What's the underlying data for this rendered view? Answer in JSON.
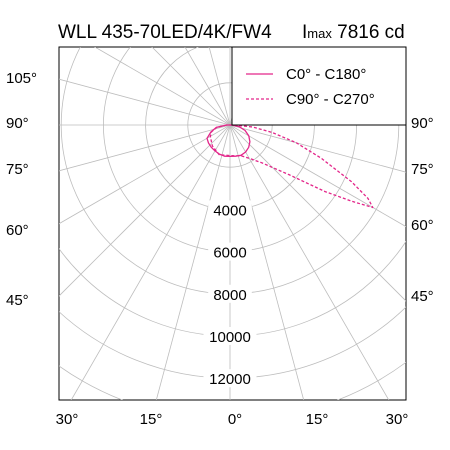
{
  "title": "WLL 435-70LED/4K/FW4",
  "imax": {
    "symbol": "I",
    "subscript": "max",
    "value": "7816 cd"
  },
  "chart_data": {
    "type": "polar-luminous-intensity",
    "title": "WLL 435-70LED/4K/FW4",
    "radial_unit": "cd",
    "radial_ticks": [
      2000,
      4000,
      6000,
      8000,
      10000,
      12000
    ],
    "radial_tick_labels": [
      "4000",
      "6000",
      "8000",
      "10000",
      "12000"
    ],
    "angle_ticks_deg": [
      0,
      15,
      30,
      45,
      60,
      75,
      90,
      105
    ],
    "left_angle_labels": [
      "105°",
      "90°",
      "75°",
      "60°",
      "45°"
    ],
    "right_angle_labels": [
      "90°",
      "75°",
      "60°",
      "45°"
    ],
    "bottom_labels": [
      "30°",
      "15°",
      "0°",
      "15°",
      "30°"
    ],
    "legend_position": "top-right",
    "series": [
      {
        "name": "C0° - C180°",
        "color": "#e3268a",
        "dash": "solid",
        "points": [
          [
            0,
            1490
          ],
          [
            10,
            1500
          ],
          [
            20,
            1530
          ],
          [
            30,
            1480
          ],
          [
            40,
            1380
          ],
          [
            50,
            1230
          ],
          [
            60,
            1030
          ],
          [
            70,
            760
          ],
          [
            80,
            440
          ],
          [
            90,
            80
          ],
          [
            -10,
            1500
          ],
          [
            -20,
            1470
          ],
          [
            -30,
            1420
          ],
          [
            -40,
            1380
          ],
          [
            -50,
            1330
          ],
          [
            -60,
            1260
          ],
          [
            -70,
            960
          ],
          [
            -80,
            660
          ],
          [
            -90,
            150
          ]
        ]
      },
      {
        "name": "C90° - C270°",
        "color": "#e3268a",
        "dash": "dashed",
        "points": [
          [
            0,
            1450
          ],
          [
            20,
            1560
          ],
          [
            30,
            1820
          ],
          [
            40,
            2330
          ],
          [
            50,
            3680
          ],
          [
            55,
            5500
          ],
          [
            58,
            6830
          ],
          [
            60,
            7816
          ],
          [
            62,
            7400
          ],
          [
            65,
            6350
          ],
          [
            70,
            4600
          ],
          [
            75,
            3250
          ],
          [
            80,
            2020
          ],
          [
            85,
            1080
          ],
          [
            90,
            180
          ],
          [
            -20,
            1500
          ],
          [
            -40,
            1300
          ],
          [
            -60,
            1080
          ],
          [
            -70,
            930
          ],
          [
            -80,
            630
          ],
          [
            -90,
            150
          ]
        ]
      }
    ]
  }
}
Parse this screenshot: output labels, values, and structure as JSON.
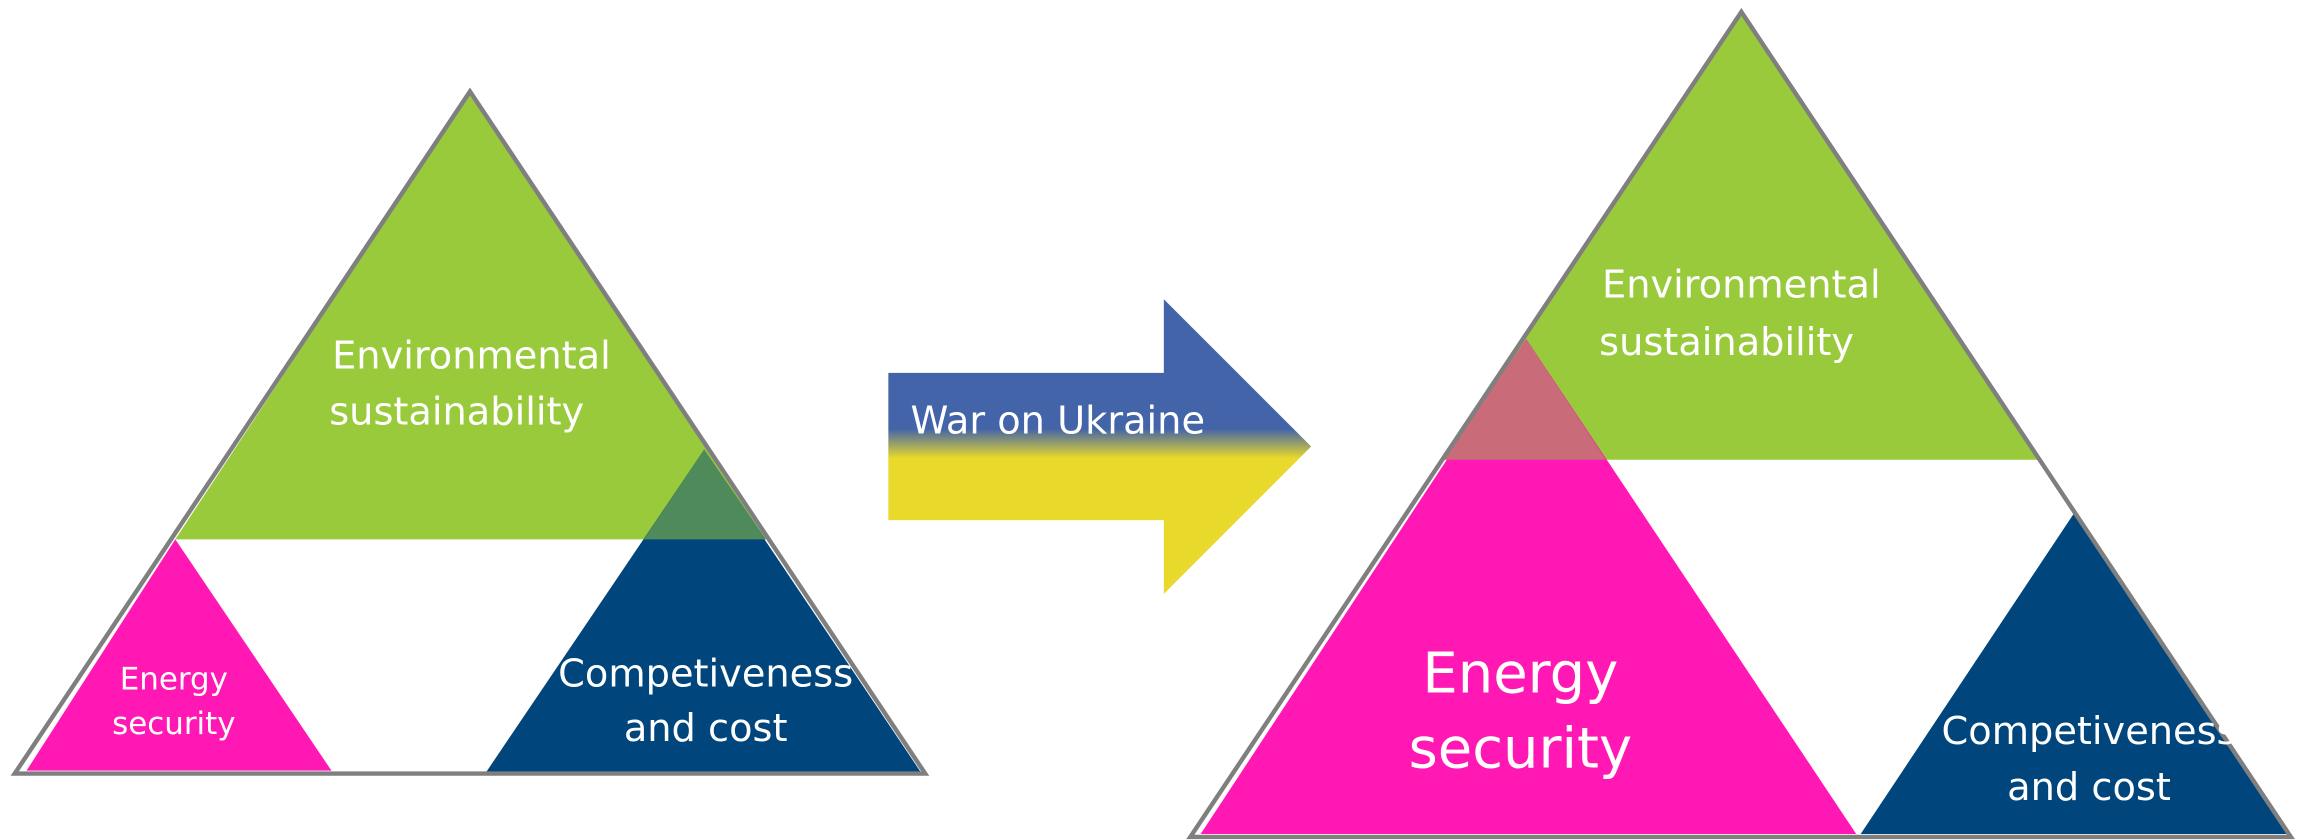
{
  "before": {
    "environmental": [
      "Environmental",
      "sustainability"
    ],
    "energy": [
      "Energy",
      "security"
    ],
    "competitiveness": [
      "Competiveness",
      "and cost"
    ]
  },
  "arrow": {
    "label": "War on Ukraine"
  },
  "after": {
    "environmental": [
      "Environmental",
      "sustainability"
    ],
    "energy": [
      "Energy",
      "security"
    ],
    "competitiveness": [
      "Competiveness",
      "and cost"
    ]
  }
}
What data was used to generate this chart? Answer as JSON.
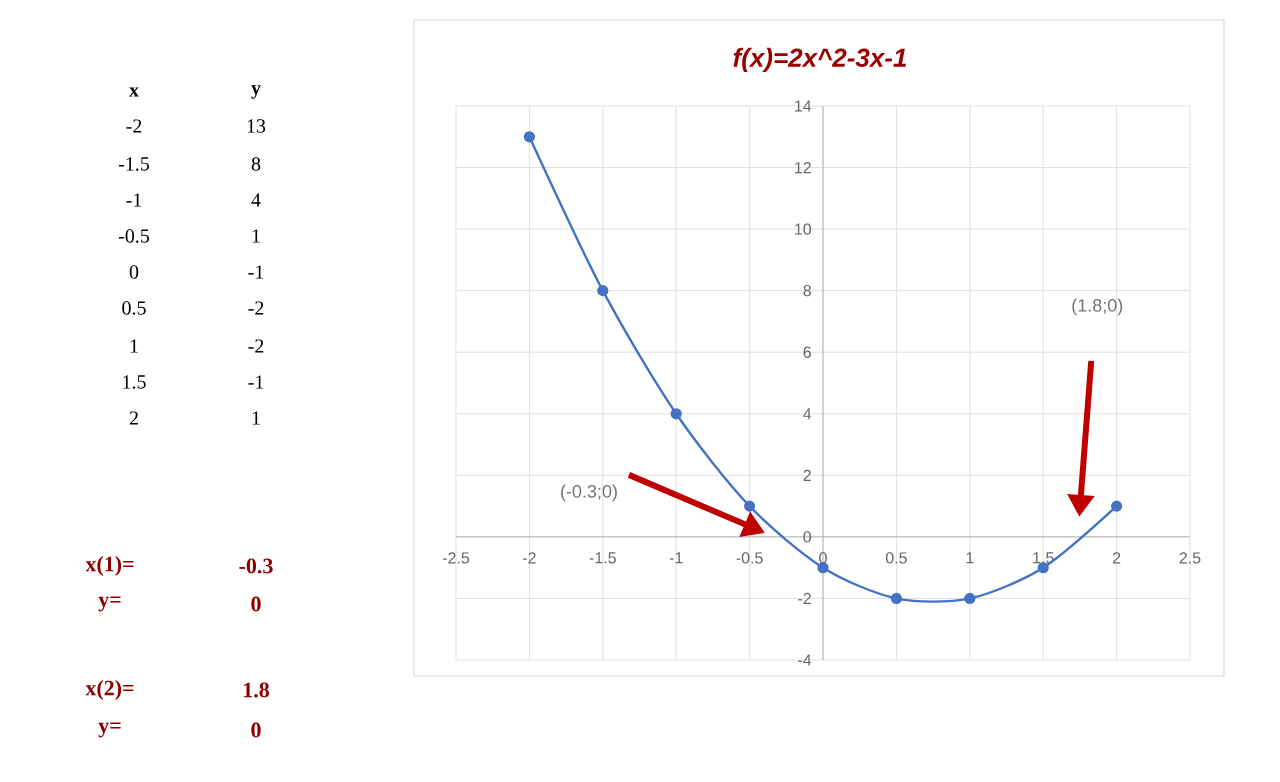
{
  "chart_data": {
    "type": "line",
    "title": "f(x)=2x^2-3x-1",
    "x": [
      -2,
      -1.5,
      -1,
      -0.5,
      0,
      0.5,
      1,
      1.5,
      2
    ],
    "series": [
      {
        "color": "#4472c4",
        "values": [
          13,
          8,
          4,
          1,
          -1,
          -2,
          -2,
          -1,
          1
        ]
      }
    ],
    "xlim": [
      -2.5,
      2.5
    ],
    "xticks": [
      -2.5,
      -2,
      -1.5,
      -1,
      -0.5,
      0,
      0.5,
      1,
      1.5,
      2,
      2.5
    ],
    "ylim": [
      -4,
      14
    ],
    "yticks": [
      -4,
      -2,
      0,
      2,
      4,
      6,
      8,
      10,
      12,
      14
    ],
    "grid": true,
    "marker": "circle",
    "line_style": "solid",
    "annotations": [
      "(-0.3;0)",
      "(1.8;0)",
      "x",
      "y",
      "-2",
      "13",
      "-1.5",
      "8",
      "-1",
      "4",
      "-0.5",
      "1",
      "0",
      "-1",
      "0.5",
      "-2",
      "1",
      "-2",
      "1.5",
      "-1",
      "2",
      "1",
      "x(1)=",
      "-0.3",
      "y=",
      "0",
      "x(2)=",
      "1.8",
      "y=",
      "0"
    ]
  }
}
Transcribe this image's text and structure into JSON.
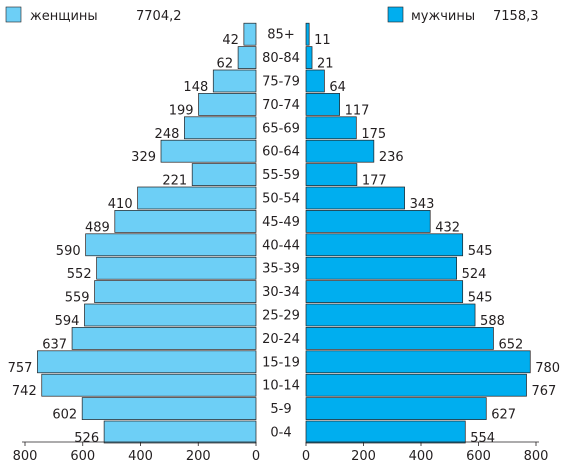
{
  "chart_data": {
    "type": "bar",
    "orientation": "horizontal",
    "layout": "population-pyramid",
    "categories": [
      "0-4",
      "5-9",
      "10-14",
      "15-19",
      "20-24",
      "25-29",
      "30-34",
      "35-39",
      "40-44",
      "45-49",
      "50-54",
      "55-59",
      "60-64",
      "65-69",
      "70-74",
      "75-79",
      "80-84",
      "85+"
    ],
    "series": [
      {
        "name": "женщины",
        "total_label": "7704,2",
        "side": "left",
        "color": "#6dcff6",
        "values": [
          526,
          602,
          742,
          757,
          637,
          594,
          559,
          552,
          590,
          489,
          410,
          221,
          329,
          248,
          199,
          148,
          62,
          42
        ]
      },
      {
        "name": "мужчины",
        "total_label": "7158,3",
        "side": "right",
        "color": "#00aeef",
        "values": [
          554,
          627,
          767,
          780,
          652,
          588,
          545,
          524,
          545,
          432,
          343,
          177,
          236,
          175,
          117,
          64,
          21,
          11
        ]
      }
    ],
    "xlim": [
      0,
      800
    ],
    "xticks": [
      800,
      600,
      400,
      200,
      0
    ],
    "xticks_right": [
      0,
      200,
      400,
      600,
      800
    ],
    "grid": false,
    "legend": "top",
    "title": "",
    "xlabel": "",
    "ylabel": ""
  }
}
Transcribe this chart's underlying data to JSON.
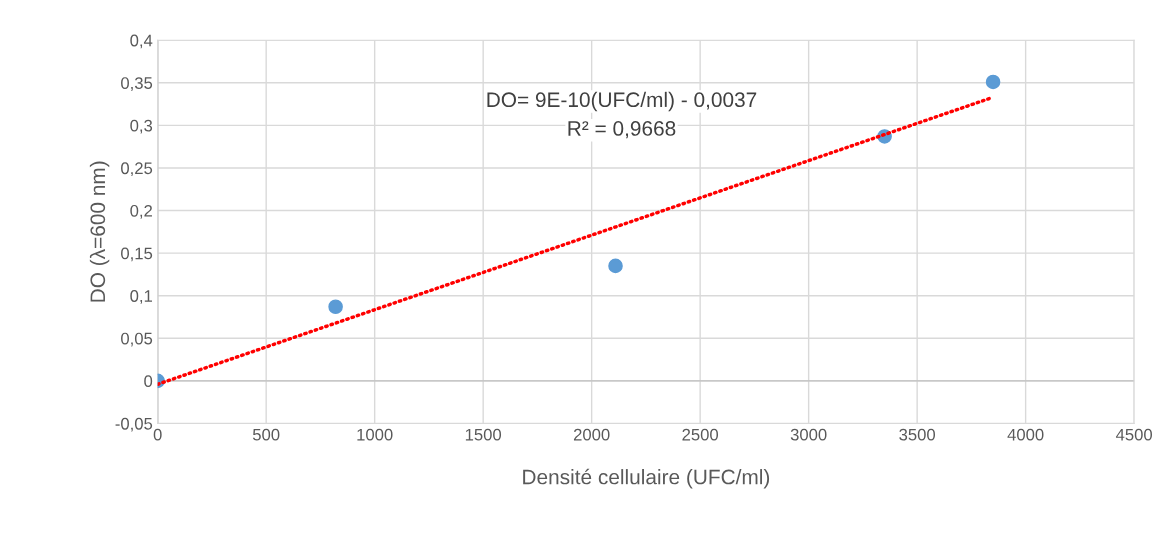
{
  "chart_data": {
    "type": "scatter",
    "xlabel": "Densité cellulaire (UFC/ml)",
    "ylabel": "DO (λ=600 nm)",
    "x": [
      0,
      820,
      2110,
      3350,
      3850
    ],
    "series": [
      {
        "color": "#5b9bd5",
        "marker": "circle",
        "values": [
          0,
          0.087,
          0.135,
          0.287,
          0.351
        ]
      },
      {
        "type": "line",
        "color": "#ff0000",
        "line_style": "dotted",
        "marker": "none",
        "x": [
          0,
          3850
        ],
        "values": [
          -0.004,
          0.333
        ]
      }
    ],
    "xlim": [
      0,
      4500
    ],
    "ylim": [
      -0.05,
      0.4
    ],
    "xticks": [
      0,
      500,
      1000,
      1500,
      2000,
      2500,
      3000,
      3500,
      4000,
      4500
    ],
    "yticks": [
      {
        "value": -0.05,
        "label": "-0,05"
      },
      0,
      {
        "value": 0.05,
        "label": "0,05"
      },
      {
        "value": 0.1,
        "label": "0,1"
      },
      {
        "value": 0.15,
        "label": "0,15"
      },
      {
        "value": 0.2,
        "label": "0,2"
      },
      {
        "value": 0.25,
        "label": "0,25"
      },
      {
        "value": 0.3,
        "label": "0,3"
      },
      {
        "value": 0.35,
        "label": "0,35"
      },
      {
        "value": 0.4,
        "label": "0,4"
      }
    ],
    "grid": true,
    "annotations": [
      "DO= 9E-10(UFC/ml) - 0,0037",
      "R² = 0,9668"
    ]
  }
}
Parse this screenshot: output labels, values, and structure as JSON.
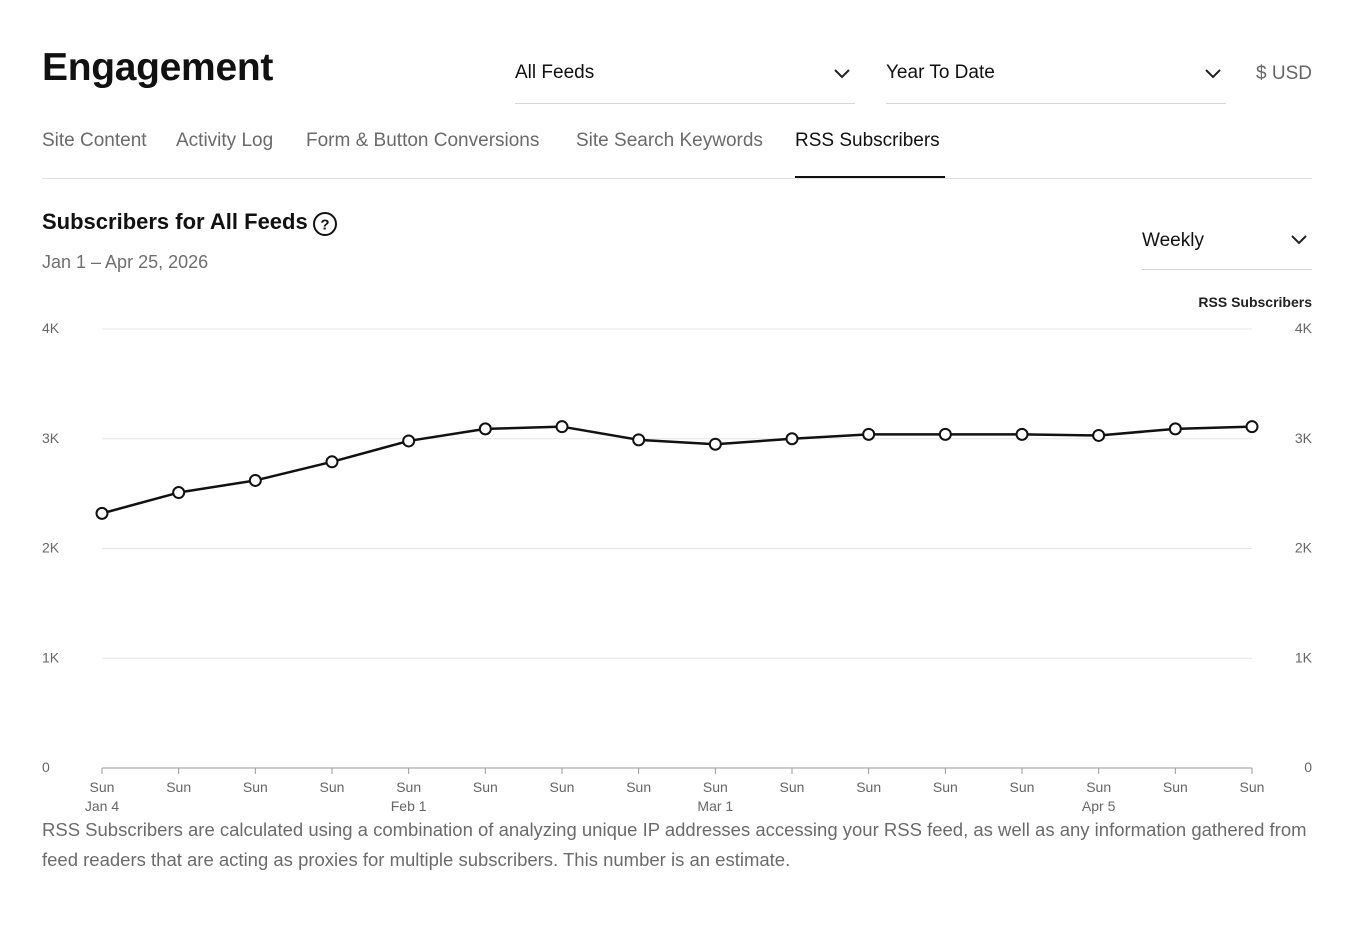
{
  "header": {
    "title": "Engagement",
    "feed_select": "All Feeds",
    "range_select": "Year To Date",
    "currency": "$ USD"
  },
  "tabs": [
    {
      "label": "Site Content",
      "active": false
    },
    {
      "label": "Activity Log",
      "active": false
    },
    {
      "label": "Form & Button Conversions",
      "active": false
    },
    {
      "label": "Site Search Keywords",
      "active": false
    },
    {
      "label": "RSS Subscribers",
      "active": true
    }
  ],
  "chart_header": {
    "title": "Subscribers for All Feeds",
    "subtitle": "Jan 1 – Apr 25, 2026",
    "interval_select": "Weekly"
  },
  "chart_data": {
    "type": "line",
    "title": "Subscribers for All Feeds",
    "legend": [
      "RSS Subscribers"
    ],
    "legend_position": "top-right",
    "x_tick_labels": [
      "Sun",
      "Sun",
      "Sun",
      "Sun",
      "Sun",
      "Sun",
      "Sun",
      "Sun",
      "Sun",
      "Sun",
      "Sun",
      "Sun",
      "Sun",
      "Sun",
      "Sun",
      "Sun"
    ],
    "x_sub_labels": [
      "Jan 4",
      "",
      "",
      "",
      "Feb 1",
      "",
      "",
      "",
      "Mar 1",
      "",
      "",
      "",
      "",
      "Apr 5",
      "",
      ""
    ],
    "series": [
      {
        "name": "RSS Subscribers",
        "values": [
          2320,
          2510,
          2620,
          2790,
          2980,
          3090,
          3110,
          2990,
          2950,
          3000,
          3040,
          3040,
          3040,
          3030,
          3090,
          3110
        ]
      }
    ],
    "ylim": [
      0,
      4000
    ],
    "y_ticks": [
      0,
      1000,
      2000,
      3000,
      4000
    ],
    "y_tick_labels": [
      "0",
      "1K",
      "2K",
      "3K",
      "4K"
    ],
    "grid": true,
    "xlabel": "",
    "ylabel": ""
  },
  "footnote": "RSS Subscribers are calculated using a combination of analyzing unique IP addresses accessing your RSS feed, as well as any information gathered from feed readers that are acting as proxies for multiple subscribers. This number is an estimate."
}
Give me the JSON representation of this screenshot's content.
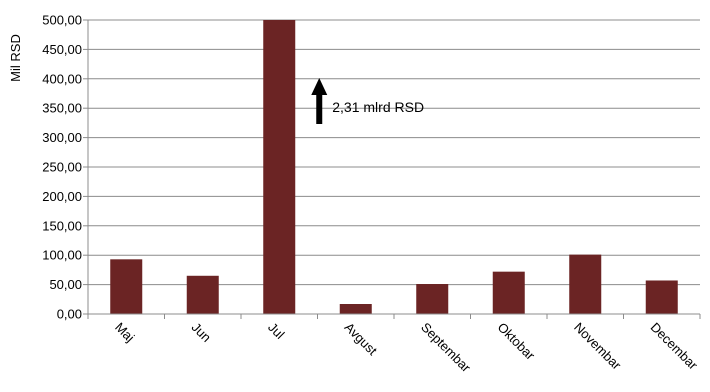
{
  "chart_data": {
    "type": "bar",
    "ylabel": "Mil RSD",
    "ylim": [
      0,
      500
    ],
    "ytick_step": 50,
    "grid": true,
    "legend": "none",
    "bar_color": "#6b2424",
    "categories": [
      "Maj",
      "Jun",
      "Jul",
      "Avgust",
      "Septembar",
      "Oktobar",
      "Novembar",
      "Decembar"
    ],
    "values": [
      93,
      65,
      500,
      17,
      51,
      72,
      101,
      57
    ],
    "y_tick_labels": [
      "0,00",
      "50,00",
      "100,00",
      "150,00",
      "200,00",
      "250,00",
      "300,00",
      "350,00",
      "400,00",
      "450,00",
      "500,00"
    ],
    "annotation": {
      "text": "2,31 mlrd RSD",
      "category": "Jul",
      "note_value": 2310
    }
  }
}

What you will do >> Among the entries, how many lines contain the string "Transcribe"? Give the number without anything else.

The solution >> 2